Task to carry out - Collect all lines below with the string "objekt".

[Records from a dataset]

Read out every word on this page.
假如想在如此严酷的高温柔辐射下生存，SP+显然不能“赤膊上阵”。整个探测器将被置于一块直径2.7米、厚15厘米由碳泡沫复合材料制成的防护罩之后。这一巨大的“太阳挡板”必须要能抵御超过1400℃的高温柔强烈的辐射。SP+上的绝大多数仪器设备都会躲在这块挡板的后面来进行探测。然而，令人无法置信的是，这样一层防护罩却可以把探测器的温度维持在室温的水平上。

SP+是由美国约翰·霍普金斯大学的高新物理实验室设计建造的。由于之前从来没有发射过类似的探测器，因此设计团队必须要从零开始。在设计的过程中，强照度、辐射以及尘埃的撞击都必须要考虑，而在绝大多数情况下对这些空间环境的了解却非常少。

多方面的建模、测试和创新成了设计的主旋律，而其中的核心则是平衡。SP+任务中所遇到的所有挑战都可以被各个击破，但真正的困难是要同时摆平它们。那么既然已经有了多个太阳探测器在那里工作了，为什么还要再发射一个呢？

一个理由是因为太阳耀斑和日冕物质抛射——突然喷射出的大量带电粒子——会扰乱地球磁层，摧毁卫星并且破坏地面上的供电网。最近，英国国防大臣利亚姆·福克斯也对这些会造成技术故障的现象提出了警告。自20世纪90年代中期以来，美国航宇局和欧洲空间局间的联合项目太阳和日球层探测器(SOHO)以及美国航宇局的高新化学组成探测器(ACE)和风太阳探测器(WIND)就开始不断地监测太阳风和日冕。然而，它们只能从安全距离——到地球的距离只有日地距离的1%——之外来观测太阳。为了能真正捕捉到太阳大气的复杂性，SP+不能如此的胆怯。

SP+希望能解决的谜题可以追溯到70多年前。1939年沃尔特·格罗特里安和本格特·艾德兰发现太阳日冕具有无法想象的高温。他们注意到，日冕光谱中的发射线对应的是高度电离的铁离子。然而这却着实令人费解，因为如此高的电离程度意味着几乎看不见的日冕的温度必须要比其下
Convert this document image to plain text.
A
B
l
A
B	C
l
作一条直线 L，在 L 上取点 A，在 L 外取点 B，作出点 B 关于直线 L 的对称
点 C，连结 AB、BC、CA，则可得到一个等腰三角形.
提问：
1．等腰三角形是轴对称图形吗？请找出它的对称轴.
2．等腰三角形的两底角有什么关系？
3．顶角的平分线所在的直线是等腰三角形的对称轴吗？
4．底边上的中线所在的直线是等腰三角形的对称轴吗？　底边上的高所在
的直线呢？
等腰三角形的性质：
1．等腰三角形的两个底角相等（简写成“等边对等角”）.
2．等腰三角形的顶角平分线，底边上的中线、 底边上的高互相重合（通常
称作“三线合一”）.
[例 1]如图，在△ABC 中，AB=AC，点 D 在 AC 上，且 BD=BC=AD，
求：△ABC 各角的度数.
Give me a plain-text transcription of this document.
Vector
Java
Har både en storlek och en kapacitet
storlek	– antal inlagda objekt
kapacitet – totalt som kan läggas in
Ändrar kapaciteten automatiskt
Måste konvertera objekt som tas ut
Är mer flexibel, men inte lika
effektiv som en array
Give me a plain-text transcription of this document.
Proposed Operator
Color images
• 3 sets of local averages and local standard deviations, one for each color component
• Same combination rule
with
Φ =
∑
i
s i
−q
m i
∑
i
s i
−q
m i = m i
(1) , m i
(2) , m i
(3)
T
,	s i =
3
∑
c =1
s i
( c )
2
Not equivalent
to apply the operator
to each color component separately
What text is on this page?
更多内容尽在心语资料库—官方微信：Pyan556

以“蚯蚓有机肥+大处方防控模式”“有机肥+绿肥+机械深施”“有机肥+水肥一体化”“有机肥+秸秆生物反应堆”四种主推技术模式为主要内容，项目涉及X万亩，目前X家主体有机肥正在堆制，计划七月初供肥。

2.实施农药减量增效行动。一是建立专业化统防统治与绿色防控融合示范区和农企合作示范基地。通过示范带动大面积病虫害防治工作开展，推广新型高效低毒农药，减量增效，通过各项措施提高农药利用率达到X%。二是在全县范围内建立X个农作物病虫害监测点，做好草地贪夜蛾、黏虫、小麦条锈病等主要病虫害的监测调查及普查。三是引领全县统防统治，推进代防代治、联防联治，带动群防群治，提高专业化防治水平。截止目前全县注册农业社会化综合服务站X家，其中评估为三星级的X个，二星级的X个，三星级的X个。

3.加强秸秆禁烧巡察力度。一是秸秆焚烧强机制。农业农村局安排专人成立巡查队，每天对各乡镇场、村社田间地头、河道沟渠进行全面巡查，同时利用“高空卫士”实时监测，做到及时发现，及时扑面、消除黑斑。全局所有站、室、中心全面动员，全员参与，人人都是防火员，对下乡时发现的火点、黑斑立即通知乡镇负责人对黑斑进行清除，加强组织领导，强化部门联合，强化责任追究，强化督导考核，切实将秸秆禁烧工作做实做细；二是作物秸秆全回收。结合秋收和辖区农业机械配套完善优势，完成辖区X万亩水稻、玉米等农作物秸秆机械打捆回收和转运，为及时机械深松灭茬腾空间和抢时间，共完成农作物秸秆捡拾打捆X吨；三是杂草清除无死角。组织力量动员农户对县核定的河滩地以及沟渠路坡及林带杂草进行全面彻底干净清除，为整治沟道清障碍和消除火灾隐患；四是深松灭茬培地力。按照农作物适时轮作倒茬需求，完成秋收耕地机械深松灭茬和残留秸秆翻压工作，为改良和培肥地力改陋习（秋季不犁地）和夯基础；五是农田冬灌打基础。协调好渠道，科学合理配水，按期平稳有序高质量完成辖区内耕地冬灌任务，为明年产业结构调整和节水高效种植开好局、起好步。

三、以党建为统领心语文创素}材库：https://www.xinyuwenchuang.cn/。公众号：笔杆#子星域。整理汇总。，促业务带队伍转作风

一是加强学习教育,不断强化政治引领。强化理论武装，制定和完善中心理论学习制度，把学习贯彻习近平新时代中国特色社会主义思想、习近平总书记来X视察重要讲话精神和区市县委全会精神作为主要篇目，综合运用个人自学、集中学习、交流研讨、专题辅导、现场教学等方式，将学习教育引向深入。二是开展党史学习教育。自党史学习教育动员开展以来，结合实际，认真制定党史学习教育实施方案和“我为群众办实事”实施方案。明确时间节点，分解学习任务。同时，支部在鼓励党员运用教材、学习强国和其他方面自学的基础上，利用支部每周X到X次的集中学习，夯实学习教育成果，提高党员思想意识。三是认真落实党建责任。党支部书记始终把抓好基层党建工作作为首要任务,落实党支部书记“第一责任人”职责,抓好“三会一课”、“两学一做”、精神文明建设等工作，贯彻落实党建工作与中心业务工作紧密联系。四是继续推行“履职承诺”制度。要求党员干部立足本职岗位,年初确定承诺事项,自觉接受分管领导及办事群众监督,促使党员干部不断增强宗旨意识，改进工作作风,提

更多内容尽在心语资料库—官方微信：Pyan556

Answer for this exercise -
storlek	– antal inlagda objekt
Måste konvertera objekt som tas ut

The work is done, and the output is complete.